Copy all of the material below exactly.

**Data for the task:**
☆ ☆ ☆ ☆ ☆ ☆ ☆
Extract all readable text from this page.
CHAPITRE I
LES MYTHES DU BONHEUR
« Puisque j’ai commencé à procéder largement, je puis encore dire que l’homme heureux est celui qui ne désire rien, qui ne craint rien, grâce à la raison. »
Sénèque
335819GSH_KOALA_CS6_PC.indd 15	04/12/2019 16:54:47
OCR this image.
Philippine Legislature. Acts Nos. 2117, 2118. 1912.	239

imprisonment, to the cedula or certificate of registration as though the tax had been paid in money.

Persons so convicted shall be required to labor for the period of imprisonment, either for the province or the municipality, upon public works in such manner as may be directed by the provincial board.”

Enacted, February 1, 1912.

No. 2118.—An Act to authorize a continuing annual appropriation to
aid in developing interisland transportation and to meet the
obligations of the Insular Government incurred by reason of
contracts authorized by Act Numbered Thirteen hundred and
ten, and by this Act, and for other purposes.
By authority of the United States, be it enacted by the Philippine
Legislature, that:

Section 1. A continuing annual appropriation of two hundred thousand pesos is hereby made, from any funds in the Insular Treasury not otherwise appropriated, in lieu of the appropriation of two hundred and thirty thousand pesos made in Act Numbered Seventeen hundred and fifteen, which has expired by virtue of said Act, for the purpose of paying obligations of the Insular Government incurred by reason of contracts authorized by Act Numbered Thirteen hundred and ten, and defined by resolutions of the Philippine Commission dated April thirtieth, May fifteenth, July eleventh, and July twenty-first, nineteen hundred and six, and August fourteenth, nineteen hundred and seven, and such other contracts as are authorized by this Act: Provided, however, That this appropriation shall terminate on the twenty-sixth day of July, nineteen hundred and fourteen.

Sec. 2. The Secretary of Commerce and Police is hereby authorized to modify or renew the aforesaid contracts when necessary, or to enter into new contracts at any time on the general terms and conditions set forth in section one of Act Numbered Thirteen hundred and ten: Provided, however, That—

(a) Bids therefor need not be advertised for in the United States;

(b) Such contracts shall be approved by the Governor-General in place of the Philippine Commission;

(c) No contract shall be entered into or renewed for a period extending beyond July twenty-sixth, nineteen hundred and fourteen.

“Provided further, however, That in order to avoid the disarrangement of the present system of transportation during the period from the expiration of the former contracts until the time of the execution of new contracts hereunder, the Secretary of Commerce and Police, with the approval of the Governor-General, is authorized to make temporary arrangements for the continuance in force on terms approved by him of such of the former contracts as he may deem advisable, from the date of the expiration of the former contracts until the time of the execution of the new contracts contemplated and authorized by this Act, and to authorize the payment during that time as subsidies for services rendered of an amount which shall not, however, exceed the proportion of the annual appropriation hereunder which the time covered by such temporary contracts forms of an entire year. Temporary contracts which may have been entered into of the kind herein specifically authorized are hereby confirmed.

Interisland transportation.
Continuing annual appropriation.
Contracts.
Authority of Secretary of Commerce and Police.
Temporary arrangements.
☆ ☆ ☆ ☆ ☆ ☆ ☆
**Reply:**
Extract all readable text from this page.
CHAPITRE I
LES MYTHES DU BONHEUR
« Puisque j’ai commencé à procéder largement, je puis encore dire que l’homme heureux est celui qui ne désire rien, qui ne craint rien, grâce à la raison. »
Sénèque
335819GSH_KOALA_CS6_PC.indd 15	04/12/2019 16:54:47
OCR this image.
Philippine Legislature. Acts Nos. 2117, 2118. 1912.	239

imprisonment, to the cedula or certificate of registration as though the tax had been paid in money.

Persons so convicted shall be required to labor for the period of imprisonment, either for the province or the municipality, upon public works in such manner as may be directed by the provincial board.”

Enacted, February 1, 1912.

No. 2118.—An Act to authorize a continuing annual appropriation to
aid in developing interisland transportation and to meet the
obligations of the Insular Government incurred by reason of
contracts authorized by Act Numbered Thirteen hundred and
ten, and by this Act, and for other purposes.
By authority of the United States, be it enacted by the Philippine
Legislature, that:

Section 1. A continuing annual appropriation of two hundred thousand pesos is hereby made, from any funds in the Insular Treasury not otherwise appropriated, in lieu of the appropriation of two hundred and thirty thousand pesos made in Act Numbered Seventeen hundred and fifteen, which has expired by virtue of said Act, for the purpose of paying obligations of the Insular Government incurred by reason of contracts authorized by Act Numbered Thirteen hundred and ten, and defined by resolutions of the Philippine Commission dated April thirtieth, May fifteenth, July eleventh, and July twenty-first, nineteen hundred and six, and August fourteenth, nineteen hundred and seven, and such other contracts as are authorized by this Act: Provided, however, That this appropriation shall terminate on the twenty-sixth day of July, nineteen hundred and fourteen.

Sec. 2. The Secretary of Commerce and Police is hereby authorized to modify or renew the aforesaid contracts when necessary, or to enter into new contracts at any time on the general terms and conditions set forth in section one of Act Numbered Thirteen hundred and ten: Provided, however, That—

(a) Bids therefor need not be advertised for in the United States;

(b) Such contracts shall be approved by the Governor-General in place of the Philippine Commission;

(c) No contract shall be entered into or renewed for a period extending beyond July twenty-sixth, nineteen hundred and fourteen.

“Provided further, however, That in order to avoid the disarrangement of the present system of transportation during the period from the expiration of the former contracts until the time of the execution of new contracts hereunder, the Secretary of Commerce and Police, with the approval of the Governor-General, is authorized to make temporary arrangements for the continuance in force on terms approved by him of such of the former contracts as he may deem advisable, from the date of the expiration of the former contracts until the time of the execution of the new contracts contemplated and authorized by this Act, and to authorize the payment during that time as subsidies for services rendered of an amount which shall not, however, exceed the proportion of the annual appropriation hereunder which the time covered by such temporary contracts forms of an entire year. Temporary contracts which may have been entered into of the kind herein specifically authorized are hereby confirmed.

Interisland transportation.
Continuing annual appropriation.
Contracts.
Authority of Secretary of Commerce and Police.
Temporary arrangements.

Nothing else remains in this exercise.